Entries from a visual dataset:

# # #

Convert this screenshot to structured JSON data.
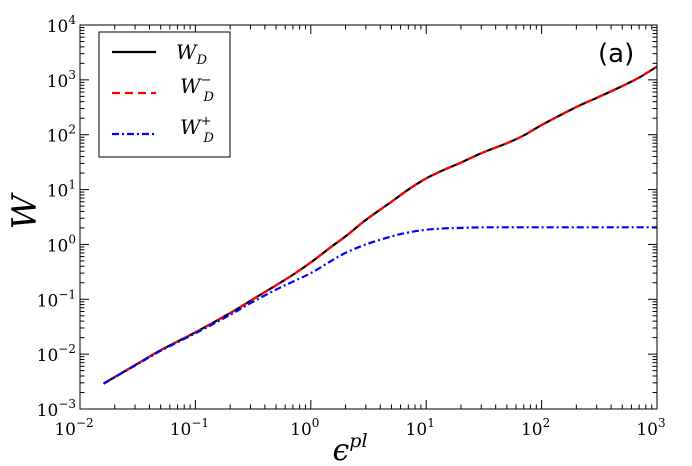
{
  "chart_data": {
    "type": "line",
    "title": "",
    "panel_label": "(a)",
    "xlabel": {
      "base": "ϵ",
      "sup": "pl"
    },
    "ylabel": "W",
    "xscale": "log",
    "yscale": "log",
    "xlim": [
      0.01,
      1000
    ],
    "ylim": [
      0.001,
      10000
    ],
    "x_ticks": [
      {
        "base": "10",
        "exp": "−2",
        "value": 0.01
      },
      {
        "base": "10",
        "exp": "−1",
        "value": 0.1
      },
      {
        "base": "10",
        "exp": "0",
        "value": 1
      },
      {
        "base": "10",
        "exp": "1",
        "value": 10
      },
      {
        "base": "10",
        "exp": "2",
        "value": 100
      },
      {
        "base": "10",
        "exp": "3",
        "value": 1000
      }
    ],
    "y_ticks": [
      {
        "base": "10",
        "exp": "−3",
        "value": 0.001
      },
      {
        "base": "10",
        "exp": "−2",
        "value": 0.01
      },
      {
        "base": "10",
        "exp": "−1",
        "value": 0.1
      },
      {
        "base": "10",
        "exp": "0",
        "value": 1
      },
      {
        "base": "10",
        "exp": "1",
        "value": 10
      },
      {
        "base": "10",
        "exp": "2",
        "value": 100
      },
      {
        "base": "10",
        "exp": "3",
        "value": 1000
      },
      {
        "base": "10",
        "exp": "4",
        "value": 10000
      }
    ],
    "legend": {
      "placement": "top-left",
      "entries": [
        {
          "main": "W",
          "sub": "D",
          "sup": "",
          "series": "W_D"
        },
        {
          "main": "W",
          "sub": "D",
          "sup": "−",
          "series": "W_D_minus"
        },
        {
          "main": "W",
          "sub": "D",
          "sup": "+",
          "series": "W_D_plus"
        }
      ]
    },
    "series": [
      {
        "name": "W_D",
        "color": "#000000",
        "style": "solid",
        "x": [
          0.016,
          0.03,
          0.05,
          0.1,
          0.2,
          0.3,
          0.5,
          0.7,
          1.0,
          1.5,
          2,
          3,
          5,
          7,
          10,
          15,
          20,
          30,
          50,
          70,
          100,
          200,
          300,
          500,
          700,
          1000
        ],
        "y": [
          0.0029,
          0.0063,
          0.0118,
          0.025,
          0.056,
          0.094,
          0.18,
          0.28,
          0.47,
          0.9,
          1.4,
          2.8,
          6.0,
          10,
          16,
          24,
          31,
          46,
          70,
          97,
          150,
          320,
          470,
          770,
          1100,
          1750
        ]
      },
      {
        "name": "W_D_minus",
        "color": "#ff0000",
        "style": "dashed",
        "x": [
          0.016,
          0.03,
          0.05,
          0.1,
          0.2,
          0.3,
          0.5,
          0.7,
          1.0,
          1.5,
          2,
          3,
          5,
          7,
          10,
          15,
          20,
          30,
          50,
          70,
          100,
          200,
          300,
          500,
          700,
          1000
        ],
        "y": [
          0.0029,
          0.0063,
          0.0118,
          0.025,
          0.056,
          0.094,
          0.18,
          0.28,
          0.47,
          0.9,
          1.4,
          2.8,
          6.0,
          10,
          16,
          24,
          31,
          46,
          70,
          97,
          150,
          320,
          470,
          770,
          1100,
          1750
        ]
      },
      {
        "name": "W_D_plus",
        "color": "#0000ff",
        "style": "dashdot",
        "x": [
          0.016,
          0.03,
          0.05,
          0.1,
          0.2,
          0.3,
          0.5,
          0.7,
          1.0,
          1.5,
          2,
          3,
          5,
          7,
          10,
          15,
          20,
          30,
          50,
          70,
          100,
          200,
          300,
          500,
          700,
          1000
        ],
        "y": [
          0.0029,
          0.0062,
          0.0115,
          0.024,
          0.052,
          0.085,
          0.15,
          0.21,
          0.3,
          0.5,
          0.7,
          1.0,
          1.4,
          1.65,
          1.85,
          1.97,
          2.0,
          2.05,
          2.05,
          2.05,
          2.05,
          2.05,
          2.05,
          2.05,
          2.05,
          2.05
        ]
      }
    ]
  }
}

# # #

Leave out the pictures and return every record word for word.

OUTPUT BELOW:
Convert this screenshot to structured JSON data.
{
  "chart_data": {
    "type": "line",
    "title": "",
    "panel_label": "(a)",
    "xlabel": {
      "base": "ϵ",
      "sup": "pl"
    },
    "ylabel": "W",
    "xscale": "log",
    "yscale": "log",
    "xlim": [
      0.01,
      1000
    ],
    "ylim": [
      0.001,
      10000
    ],
    "x_ticks": [
      {
        "base": "10",
        "exp": "−2",
        "value": 0.01
      },
      {
        "base": "10",
        "exp": "−1",
        "value": 0.1
      },
      {
        "base": "10",
        "exp": "0",
        "value": 1
      },
      {
        "base": "10",
        "exp": "1",
        "value": 10
      },
      {
        "base": "10",
        "exp": "2",
        "value": 100
      },
      {
        "base": "10",
        "exp": "3",
        "value": 1000
      }
    ],
    "y_ticks": [
      {
        "base": "10",
        "exp": "−3",
        "value": 0.001
      },
      {
        "base": "10",
        "exp": "−2",
        "value": 0.01
      },
      {
        "base": "10",
        "exp": "−1",
        "value": 0.1
      },
      {
        "base": "10",
        "exp": "0",
        "value": 1
      },
      {
        "base": "10",
        "exp": "1",
        "value": 10
      },
      {
        "base": "10",
        "exp": "2",
        "value": 100
      },
      {
        "base": "10",
        "exp": "3",
        "value": 1000
      },
      {
        "base": "10",
        "exp": "4",
        "value": 10000
      }
    ],
    "legend": {
      "placement": "top-left",
      "entries": [
        {
          "main": "W",
          "sub": "D",
          "sup": "",
          "series": "W_D"
        },
        {
          "main": "W",
          "sub": "D",
          "sup": "−",
          "series": "W_D_minus"
        },
        {
          "main": "W",
          "sub": "D",
          "sup": "+",
          "series": "W_D_plus"
        }
      ]
    },
    "series": [
      {
        "name": "W_D",
        "color": "#000000",
        "style": "solid",
        "x": [
          0.016,
          0.03,
          0.05,
          0.1,
          0.2,
          0.3,
          0.5,
          0.7,
          1.0,
          1.5,
          2,
          3,
          5,
          7,
          10,
          15,
          20,
          30,
          50,
          70,
          100,
          200,
          300,
          500,
          700,
          1000
        ],
        "y": [
          0.0029,
          0.0063,
          0.0118,
          0.025,
          0.056,
          0.094,
          0.18,
          0.28,
          0.47,
          0.9,
          1.4,
          2.8,
          6.0,
          10,
          16,
          24,
          31,
          46,
          70,
          97,
          150,
          320,
          470,
          770,
          1100,
          1750
        ]
      },
      {
        "name": "W_D_minus",
        "color": "#ff0000",
        "style": "dashed",
        "x": [
          0.016,
          0.03,
          0.05,
          0.1,
          0.2,
          0.3,
          0.5,
          0.7,
          1.0,
          1.5,
          2,
          3,
          5,
          7,
          10,
          15,
          20,
          30,
          50,
          70,
          100,
          200,
          300,
          500,
          700,
          1000
        ],
        "y": [
          0.0029,
          0.0063,
          0.0118,
          0.025,
          0.056,
          0.094,
          0.18,
          0.28,
          0.47,
          0.9,
          1.4,
          2.8,
          6.0,
          10,
          16,
          24,
          31,
          46,
          70,
          97,
          150,
          320,
          470,
          770,
          1100,
          1750
        ]
      },
      {
        "name": "W_D_plus",
        "color": "#0000ff",
        "style": "dashdot",
        "x": [
          0.016,
          0.03,
          0.05,
          0.1,
          0.2,
          0.3,
          0.5,
          0.7,
          1.0,
          1.5,
          2,
          3,
          5,
          7,
          10,
          15,
          20,
          30,
          50,
          70,
          100,
          200,
          300,
          500,
          700,
          1000
        ],
        "y": [
          0.0029,
          0.0062,
          0.0115,
          0.024,
          0.052,
          0.085,
          0.15,
          0.21,
          0.3,
          0.5,
          0.7,
          1.0,
          1.4,
          1.65,
          1.85,
          1.97,
          2.0,
          2.05,
          2.05,
          2.05,
          2.05,
          2.05,
          2.05,
          2.05,
          2.05,
          2.05
        ]
      }
    ]
  }
}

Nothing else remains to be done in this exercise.